▶ [Stored data]

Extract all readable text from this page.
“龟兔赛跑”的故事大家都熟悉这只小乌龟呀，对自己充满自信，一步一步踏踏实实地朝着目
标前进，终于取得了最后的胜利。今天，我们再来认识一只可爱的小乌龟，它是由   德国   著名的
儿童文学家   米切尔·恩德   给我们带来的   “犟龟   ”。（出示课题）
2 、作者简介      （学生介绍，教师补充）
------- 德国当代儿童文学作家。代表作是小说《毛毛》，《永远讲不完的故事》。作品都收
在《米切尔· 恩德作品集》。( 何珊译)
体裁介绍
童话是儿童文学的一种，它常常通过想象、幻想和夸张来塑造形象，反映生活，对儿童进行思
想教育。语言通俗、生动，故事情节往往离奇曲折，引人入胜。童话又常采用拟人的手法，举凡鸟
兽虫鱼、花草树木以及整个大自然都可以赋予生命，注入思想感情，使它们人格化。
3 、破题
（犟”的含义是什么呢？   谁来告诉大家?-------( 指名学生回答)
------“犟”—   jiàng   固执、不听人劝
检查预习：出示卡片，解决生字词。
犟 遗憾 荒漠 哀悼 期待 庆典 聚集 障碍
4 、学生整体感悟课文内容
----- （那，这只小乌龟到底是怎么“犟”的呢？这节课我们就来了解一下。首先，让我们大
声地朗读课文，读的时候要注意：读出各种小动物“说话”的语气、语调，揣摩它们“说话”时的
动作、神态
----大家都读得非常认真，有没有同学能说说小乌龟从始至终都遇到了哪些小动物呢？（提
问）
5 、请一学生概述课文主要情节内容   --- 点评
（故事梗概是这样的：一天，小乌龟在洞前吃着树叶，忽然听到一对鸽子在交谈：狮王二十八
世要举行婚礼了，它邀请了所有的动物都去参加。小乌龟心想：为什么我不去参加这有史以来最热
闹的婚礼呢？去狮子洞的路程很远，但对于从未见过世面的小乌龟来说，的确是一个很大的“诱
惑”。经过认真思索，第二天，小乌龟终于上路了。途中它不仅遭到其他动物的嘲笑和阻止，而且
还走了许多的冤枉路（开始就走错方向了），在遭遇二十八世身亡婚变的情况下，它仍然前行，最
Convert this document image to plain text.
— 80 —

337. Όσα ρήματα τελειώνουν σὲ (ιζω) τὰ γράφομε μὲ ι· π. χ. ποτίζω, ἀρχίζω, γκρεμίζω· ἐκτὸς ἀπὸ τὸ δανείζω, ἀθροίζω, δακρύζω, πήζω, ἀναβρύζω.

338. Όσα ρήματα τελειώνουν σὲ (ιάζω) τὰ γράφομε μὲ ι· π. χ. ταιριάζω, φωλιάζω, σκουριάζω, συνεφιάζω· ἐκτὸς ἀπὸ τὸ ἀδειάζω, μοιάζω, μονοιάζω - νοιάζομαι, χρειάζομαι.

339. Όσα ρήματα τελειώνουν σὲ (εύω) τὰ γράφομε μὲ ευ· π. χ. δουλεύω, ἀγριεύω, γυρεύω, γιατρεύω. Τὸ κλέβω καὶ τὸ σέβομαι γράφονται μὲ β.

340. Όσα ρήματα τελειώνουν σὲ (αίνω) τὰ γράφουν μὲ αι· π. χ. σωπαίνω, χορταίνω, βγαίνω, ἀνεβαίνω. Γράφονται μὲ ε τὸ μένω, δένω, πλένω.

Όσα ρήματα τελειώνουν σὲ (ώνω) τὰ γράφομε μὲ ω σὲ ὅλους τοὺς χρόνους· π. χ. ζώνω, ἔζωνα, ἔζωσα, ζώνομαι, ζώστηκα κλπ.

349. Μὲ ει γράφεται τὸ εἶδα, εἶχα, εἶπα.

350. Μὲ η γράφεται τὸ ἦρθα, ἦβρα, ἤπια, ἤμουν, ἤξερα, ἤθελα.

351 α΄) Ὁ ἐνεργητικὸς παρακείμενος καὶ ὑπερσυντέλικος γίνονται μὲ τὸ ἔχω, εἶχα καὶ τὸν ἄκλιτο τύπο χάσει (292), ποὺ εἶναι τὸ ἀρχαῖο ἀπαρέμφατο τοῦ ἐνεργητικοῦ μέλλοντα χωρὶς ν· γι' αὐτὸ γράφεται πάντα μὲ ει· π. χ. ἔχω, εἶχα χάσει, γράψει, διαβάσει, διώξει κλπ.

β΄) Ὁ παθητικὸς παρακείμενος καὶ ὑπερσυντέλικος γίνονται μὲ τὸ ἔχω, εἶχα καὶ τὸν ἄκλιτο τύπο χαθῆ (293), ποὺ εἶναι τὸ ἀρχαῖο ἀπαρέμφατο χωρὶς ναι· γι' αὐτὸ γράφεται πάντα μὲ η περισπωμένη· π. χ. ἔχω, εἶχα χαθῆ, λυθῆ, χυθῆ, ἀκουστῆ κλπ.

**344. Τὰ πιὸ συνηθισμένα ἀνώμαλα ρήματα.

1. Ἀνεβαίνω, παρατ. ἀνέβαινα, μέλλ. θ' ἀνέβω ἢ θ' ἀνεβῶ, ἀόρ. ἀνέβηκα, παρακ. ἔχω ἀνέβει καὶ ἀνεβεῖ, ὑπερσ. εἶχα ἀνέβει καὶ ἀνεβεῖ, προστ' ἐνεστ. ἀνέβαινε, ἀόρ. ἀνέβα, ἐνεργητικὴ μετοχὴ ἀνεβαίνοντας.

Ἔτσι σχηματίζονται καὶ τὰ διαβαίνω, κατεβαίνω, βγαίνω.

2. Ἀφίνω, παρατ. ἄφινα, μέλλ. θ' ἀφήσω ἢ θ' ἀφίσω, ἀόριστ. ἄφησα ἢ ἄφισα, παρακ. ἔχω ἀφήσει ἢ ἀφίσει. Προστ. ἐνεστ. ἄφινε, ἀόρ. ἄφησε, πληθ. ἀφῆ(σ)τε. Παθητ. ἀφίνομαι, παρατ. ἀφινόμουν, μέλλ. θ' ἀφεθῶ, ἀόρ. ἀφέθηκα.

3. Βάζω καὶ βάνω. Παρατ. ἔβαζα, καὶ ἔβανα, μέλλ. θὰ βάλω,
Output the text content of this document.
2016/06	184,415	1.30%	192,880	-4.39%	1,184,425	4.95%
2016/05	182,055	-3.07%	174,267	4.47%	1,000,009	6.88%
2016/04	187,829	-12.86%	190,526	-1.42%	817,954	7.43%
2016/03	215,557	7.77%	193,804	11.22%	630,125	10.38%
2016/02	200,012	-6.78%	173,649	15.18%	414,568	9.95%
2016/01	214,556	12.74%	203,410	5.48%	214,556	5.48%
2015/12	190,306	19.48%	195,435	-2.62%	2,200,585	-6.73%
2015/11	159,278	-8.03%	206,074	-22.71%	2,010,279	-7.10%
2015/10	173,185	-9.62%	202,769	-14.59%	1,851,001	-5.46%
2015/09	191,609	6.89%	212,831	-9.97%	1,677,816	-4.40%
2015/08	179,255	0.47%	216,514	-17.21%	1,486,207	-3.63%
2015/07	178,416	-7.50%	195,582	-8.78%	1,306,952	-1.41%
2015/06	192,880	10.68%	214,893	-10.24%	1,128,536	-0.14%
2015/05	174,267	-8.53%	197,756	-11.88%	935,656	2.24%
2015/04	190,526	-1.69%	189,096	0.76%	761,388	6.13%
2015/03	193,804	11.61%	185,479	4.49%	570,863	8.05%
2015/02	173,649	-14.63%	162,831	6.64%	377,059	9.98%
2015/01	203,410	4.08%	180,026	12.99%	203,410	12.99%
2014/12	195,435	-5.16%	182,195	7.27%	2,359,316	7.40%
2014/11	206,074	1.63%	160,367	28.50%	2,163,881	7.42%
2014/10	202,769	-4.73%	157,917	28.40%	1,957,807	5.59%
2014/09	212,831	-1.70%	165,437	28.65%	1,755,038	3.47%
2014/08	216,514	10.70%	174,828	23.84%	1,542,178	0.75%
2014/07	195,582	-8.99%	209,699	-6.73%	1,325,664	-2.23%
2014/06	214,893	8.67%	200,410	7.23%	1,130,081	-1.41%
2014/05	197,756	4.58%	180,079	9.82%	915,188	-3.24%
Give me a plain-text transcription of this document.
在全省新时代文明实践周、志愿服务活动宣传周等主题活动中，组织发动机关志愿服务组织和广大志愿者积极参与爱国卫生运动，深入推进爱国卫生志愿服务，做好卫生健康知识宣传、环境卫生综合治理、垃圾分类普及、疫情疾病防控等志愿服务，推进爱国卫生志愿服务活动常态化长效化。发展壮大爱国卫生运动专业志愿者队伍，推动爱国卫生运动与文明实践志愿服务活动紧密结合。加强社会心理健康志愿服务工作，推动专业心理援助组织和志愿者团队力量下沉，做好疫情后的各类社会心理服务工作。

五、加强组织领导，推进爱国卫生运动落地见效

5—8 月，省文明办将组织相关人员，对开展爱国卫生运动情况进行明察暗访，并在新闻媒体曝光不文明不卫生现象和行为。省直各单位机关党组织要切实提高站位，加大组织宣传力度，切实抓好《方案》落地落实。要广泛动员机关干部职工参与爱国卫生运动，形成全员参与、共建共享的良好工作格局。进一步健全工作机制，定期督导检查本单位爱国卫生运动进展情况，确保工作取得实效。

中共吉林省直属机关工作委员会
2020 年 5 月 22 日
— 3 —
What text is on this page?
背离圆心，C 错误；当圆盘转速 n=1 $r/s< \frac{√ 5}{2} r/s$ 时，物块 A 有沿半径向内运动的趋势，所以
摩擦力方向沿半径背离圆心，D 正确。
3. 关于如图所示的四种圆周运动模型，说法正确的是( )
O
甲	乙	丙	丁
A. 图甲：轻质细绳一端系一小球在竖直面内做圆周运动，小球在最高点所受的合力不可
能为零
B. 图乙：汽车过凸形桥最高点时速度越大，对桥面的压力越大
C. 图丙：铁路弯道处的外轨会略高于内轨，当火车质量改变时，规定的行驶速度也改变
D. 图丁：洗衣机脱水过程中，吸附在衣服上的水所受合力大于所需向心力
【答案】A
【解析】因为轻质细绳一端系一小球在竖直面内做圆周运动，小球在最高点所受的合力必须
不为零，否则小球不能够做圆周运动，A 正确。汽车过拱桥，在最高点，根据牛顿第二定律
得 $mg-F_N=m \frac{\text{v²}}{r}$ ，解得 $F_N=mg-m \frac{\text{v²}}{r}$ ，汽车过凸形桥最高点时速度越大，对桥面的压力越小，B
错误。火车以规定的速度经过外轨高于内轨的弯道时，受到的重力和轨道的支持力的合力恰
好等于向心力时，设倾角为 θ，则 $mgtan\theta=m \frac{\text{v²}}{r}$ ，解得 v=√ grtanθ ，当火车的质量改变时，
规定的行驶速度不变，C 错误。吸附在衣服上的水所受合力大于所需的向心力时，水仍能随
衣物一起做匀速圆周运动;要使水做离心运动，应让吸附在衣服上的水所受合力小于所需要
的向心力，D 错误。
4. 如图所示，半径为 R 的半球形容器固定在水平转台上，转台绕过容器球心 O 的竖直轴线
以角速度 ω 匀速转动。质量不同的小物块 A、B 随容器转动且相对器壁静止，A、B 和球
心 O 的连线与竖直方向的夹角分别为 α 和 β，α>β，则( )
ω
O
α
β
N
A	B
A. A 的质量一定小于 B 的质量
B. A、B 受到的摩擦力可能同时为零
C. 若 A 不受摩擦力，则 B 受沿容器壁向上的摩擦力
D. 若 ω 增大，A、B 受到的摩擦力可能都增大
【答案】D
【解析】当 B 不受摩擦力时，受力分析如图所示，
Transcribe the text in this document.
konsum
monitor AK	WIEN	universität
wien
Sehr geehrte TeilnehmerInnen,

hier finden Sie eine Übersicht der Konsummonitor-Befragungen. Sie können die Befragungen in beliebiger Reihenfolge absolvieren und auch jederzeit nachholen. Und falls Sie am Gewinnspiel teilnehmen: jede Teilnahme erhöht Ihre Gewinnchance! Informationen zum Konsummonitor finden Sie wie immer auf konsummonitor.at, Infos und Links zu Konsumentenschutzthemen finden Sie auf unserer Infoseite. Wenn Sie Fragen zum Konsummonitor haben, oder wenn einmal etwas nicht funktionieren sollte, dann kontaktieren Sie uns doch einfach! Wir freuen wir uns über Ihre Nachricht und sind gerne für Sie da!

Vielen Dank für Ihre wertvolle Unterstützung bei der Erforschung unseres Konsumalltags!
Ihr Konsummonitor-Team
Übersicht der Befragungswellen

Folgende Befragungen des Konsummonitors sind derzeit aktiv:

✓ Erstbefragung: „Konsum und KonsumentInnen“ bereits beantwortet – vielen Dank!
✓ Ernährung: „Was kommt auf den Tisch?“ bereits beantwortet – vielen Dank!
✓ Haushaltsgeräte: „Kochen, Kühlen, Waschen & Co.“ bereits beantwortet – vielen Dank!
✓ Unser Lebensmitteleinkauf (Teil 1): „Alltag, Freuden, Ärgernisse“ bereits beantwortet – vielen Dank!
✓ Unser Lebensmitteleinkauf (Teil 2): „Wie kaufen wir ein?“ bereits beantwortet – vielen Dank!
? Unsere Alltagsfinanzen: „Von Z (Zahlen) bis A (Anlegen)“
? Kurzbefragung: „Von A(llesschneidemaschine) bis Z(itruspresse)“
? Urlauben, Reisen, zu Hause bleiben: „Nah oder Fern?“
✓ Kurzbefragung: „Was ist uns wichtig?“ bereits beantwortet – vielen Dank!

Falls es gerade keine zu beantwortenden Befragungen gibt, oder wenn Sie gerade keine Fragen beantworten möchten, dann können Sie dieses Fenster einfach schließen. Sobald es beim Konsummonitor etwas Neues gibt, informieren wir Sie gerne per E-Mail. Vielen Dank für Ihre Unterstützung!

▶ [To do] In the listing above, find the lines holding the word "πάντα" and copy them.

▶ [Result of the exercise]
351 α΄) Ὁ ἐνεργητικὸς παρακείμενος καὶ ὑπερσυντέλικος γίνονται μὲ τὸ ἔχω, εἶχα καὶ τὸν ἄκλιτο τύπο χάσει (292), ποὺ εἶναι τὸ ἀρχαῖο ἀπαρέμφατο τοῦ ἐνεργητικοῦ μέλλοντα χωρὶς ν· γι' αὐτὸ γράφεται πάντα μὲ ει· π. χ. ἔχω, εἶχα χάσει, γράψει, διαβάσει, διώξει κλπ.
β΄) Ὁ παθητικὸς παρακείμενος καὶ ὑπερσυντέλικος γίνονται μὲ τὸ ἔχω, εἶχα καὶ τὸν ἄκλιτο τύπο χαθῆ (293), ποὺ εἶναι τὸ ἀρχαῖο ἀπαρέμφατο χωρὶς ναι· γι' αὐτὸ γράφεται πάντα μὲ η περισπωμένη· π. χ. ἔχω, εἶχα χαθῆ, λυθῆ, χυθῆ, ἀκουστῆ κλπ.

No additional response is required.